■ What you are asked to do
Gather each line of the entries below that includes "Events".

========

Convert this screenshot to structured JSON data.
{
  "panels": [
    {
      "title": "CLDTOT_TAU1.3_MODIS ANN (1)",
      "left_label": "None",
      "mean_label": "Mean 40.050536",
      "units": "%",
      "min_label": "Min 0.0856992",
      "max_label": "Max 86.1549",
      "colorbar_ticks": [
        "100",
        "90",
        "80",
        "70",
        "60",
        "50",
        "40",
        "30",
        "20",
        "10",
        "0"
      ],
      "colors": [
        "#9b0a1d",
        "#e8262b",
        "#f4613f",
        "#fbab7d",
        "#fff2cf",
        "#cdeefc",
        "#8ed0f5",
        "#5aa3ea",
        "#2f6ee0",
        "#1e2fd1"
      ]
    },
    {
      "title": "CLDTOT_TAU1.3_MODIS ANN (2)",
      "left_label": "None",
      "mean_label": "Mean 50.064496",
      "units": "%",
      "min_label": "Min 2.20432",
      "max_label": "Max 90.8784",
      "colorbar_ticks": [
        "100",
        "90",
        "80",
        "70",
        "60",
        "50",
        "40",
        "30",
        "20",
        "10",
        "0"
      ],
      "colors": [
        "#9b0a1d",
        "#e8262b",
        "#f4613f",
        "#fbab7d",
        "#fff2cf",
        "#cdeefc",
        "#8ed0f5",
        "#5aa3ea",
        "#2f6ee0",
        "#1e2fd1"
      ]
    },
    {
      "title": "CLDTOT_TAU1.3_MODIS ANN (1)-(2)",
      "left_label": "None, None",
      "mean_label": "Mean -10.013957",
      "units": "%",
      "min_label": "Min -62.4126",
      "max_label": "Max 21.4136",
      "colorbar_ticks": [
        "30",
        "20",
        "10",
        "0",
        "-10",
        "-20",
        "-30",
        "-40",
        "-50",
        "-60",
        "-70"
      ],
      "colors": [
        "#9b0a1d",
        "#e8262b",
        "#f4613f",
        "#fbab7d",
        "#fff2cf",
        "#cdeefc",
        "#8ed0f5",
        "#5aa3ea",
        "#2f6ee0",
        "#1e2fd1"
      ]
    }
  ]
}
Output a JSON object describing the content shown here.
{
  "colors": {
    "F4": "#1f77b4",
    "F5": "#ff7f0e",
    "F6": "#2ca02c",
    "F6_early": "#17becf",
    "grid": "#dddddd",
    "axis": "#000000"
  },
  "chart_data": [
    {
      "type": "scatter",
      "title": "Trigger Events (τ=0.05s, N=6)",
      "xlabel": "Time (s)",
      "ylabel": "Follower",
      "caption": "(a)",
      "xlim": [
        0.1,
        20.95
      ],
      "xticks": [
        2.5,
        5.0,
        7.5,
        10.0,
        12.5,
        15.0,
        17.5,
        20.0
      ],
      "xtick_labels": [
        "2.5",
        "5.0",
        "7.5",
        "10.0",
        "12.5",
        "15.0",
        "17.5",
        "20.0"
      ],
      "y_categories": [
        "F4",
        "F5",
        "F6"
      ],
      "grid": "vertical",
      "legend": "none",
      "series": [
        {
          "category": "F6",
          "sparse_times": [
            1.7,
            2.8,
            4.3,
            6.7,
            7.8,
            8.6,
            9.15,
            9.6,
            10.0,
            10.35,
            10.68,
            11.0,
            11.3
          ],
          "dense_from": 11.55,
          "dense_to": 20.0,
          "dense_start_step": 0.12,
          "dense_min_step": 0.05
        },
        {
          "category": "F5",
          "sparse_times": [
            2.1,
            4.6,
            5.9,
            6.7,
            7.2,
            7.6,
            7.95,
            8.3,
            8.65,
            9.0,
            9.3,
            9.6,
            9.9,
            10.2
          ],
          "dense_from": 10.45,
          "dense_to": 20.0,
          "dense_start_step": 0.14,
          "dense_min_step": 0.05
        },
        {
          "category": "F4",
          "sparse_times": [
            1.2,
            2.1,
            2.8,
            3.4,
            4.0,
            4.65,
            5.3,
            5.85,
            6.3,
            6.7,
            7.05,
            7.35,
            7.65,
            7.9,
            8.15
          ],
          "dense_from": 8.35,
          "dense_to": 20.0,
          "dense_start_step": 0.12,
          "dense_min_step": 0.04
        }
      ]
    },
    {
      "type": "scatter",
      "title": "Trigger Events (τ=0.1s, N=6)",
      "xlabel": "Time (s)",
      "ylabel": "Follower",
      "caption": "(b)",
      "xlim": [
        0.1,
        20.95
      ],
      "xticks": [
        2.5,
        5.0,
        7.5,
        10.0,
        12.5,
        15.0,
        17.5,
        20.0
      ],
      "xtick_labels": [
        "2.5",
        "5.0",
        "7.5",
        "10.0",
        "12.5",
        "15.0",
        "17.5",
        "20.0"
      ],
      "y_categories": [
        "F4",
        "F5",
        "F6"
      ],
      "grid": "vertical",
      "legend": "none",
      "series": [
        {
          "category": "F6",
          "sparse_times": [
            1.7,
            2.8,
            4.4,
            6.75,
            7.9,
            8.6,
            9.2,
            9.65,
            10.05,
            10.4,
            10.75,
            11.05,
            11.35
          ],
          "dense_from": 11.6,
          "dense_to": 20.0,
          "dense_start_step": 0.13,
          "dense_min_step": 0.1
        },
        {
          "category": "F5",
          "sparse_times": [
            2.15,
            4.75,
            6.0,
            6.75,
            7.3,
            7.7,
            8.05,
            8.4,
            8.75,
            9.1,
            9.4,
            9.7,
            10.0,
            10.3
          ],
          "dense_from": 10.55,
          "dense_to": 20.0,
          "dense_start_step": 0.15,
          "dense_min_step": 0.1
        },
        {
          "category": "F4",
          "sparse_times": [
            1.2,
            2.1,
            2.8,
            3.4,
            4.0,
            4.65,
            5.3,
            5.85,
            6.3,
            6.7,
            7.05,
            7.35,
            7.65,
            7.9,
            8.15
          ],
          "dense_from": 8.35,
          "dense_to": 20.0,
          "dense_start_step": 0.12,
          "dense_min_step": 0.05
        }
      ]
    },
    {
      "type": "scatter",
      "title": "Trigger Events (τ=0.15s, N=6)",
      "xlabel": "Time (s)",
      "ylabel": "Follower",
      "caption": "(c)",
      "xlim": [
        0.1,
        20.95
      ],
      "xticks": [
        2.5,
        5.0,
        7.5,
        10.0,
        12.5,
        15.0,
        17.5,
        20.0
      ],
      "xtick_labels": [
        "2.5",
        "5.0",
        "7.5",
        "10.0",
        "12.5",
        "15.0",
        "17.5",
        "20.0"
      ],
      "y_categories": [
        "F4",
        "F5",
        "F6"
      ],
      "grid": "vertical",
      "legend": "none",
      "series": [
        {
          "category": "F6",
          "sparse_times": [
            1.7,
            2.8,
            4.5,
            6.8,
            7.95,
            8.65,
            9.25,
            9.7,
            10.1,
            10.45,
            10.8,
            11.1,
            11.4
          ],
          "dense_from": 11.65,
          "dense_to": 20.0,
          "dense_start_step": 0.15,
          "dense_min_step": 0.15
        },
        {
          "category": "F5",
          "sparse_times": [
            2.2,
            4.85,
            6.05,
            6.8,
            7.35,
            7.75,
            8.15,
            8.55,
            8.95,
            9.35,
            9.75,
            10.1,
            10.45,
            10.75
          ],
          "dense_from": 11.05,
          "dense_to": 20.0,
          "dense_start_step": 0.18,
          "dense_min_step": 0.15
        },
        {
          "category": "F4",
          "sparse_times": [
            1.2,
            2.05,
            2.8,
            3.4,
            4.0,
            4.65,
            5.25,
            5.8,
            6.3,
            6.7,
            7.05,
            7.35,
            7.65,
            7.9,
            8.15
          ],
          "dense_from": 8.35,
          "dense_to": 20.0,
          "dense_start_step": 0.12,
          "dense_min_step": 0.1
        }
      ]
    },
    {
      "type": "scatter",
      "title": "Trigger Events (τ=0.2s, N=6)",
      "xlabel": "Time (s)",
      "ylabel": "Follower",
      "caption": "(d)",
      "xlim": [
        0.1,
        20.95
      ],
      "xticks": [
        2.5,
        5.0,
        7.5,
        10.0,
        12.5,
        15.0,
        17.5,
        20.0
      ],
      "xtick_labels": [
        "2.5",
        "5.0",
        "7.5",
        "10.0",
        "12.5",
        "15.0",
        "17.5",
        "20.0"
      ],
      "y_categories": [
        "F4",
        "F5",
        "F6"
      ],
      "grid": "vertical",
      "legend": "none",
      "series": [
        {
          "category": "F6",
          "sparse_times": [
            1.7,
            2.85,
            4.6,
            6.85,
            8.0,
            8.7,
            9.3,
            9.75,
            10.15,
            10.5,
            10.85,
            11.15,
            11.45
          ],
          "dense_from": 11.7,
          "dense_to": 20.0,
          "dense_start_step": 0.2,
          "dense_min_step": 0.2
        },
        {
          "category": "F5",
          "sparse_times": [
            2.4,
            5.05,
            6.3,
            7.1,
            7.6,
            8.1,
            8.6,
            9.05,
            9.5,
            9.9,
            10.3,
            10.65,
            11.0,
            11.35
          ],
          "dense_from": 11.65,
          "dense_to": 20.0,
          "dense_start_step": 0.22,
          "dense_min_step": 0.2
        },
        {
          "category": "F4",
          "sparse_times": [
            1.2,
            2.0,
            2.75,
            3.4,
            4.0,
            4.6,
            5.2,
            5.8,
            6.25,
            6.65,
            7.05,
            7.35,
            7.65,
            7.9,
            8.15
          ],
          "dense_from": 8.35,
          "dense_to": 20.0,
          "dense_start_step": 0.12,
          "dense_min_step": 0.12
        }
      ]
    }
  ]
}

========

■ Expected answer
      "title": "Trigger Events (τ=0.05s, N=6)",
      "title": "Trigger Events (τ=0.1s, N=6)",
      "title": "Trigger Events (τ=0.15s, N=6)",
      "title": "Trigger Events (τ=0.2s, N=6)",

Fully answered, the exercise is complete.